WHAT YOU HAVE TO DO: From the entries below, copy every line where the string "text" appears.

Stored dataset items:
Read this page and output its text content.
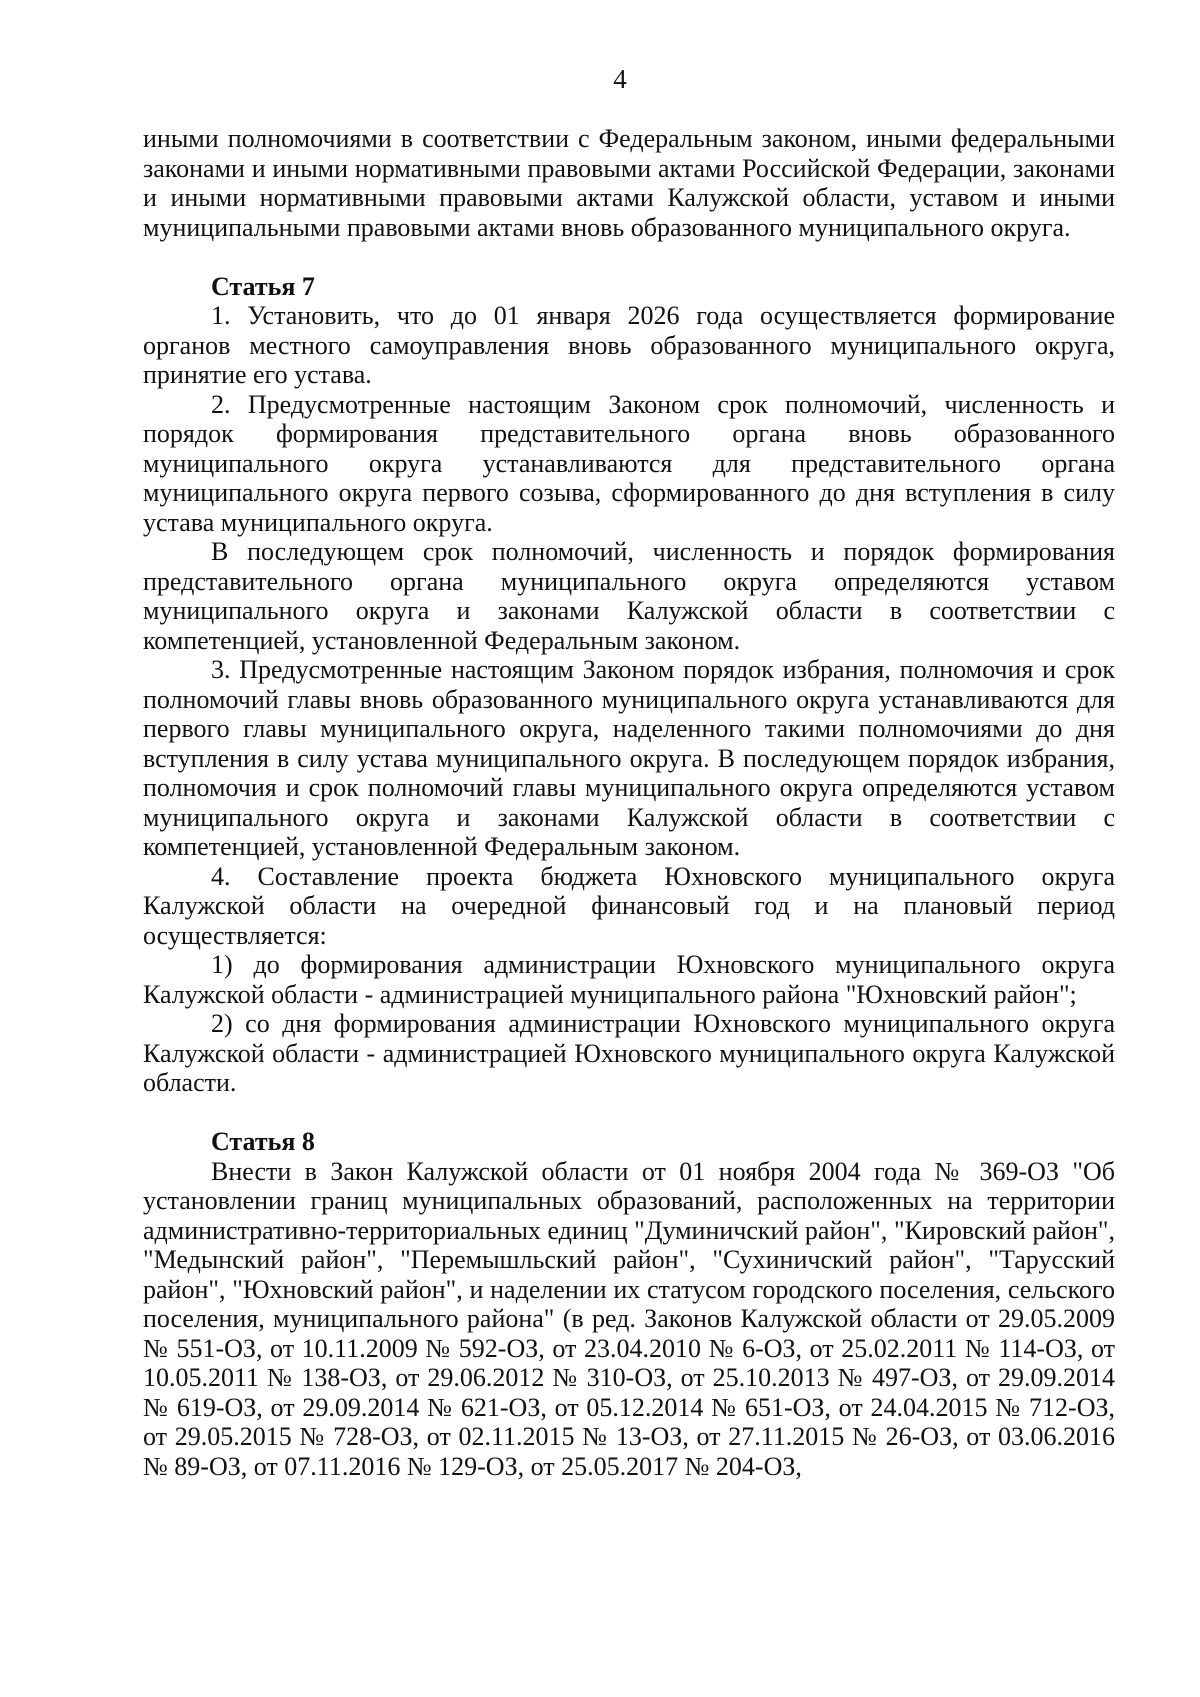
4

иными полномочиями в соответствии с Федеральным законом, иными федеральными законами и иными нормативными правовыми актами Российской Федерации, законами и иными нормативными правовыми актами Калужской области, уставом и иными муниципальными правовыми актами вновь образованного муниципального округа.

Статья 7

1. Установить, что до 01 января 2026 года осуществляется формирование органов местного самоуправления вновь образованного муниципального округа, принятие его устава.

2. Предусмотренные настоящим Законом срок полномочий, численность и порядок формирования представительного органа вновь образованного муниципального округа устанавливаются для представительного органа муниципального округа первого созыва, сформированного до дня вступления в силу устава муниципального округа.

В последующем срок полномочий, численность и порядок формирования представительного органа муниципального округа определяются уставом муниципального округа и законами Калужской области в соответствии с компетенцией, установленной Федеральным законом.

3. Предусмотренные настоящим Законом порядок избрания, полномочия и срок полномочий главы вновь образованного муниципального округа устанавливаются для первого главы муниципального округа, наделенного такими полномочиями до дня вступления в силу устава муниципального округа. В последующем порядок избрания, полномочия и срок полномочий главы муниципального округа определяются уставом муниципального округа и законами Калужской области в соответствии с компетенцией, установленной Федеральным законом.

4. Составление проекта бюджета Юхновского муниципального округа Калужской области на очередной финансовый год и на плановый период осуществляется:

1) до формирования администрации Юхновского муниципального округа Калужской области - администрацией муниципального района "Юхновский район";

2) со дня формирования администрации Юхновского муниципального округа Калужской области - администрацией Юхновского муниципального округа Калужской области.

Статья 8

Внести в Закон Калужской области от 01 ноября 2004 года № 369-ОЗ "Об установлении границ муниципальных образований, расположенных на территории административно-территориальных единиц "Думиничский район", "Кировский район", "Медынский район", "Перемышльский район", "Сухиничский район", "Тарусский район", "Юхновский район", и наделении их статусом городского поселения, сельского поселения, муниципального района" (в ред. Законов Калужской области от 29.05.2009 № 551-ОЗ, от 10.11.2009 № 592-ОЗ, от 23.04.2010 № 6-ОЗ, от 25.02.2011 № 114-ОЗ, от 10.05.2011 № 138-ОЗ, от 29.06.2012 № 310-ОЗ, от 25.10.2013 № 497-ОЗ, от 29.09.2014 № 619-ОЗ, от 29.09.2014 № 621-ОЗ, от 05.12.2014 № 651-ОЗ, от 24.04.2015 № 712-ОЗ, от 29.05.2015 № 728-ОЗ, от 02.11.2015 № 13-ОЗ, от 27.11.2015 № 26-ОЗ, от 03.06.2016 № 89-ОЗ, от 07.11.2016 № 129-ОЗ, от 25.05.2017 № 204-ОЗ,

==

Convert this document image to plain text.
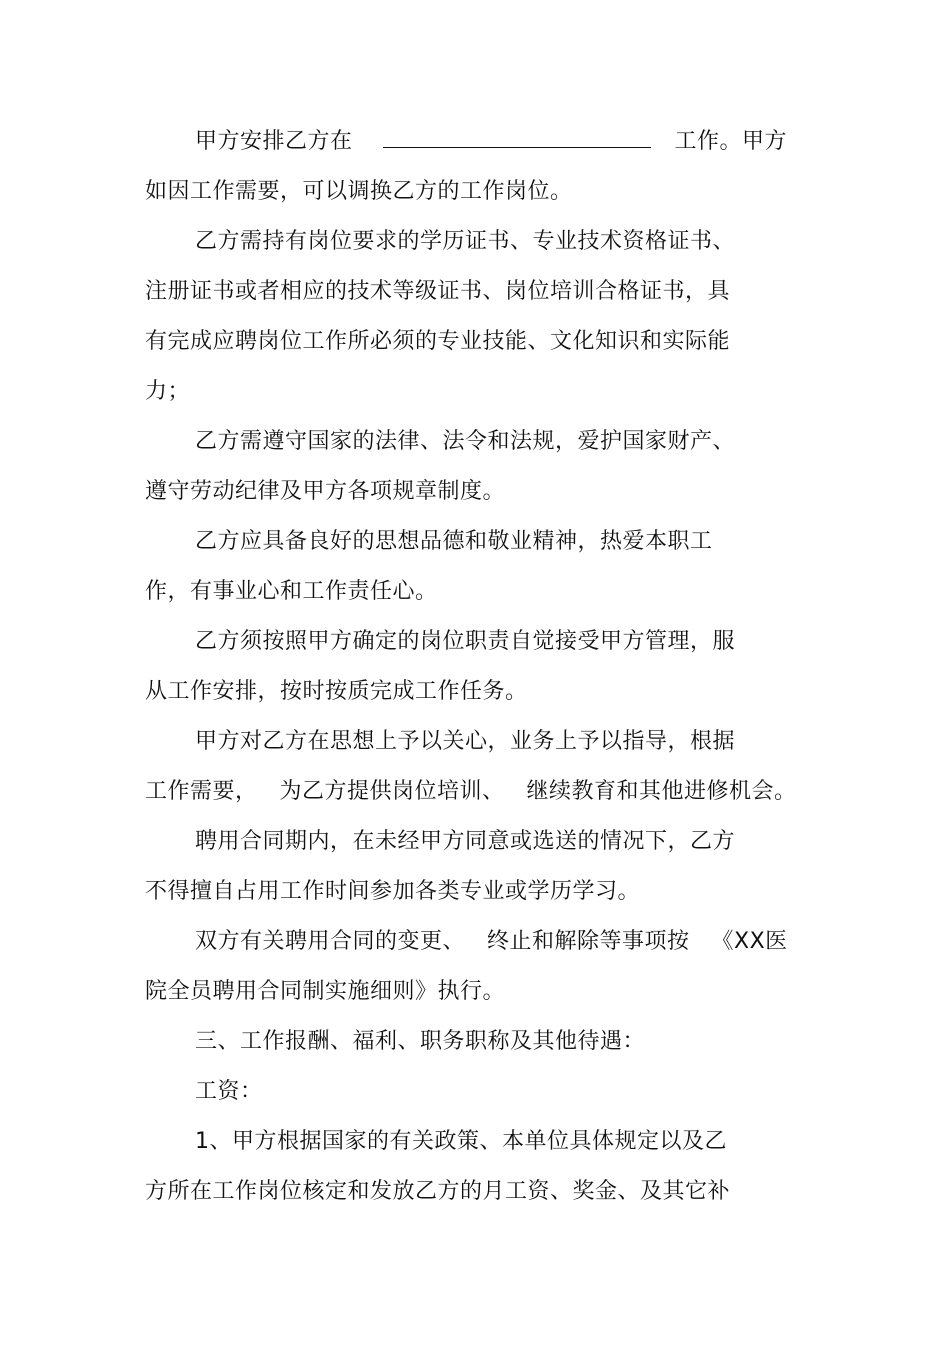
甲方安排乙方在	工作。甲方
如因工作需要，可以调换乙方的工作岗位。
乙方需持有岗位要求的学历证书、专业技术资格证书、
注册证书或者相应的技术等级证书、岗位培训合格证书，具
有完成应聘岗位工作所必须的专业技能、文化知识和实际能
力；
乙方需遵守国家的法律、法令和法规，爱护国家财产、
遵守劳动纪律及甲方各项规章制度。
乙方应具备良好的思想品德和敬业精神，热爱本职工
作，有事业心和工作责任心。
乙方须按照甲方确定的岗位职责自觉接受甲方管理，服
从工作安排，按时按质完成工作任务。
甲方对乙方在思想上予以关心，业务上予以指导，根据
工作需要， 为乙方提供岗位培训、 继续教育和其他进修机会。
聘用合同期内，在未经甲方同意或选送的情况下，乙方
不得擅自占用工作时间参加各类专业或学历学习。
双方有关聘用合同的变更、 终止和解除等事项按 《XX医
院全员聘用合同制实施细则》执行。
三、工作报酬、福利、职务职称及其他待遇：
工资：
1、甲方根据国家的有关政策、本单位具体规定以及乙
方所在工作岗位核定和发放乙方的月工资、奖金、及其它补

CORRECT RESPONSE:
Read this page and output its text content.
Convert this document image to plain text.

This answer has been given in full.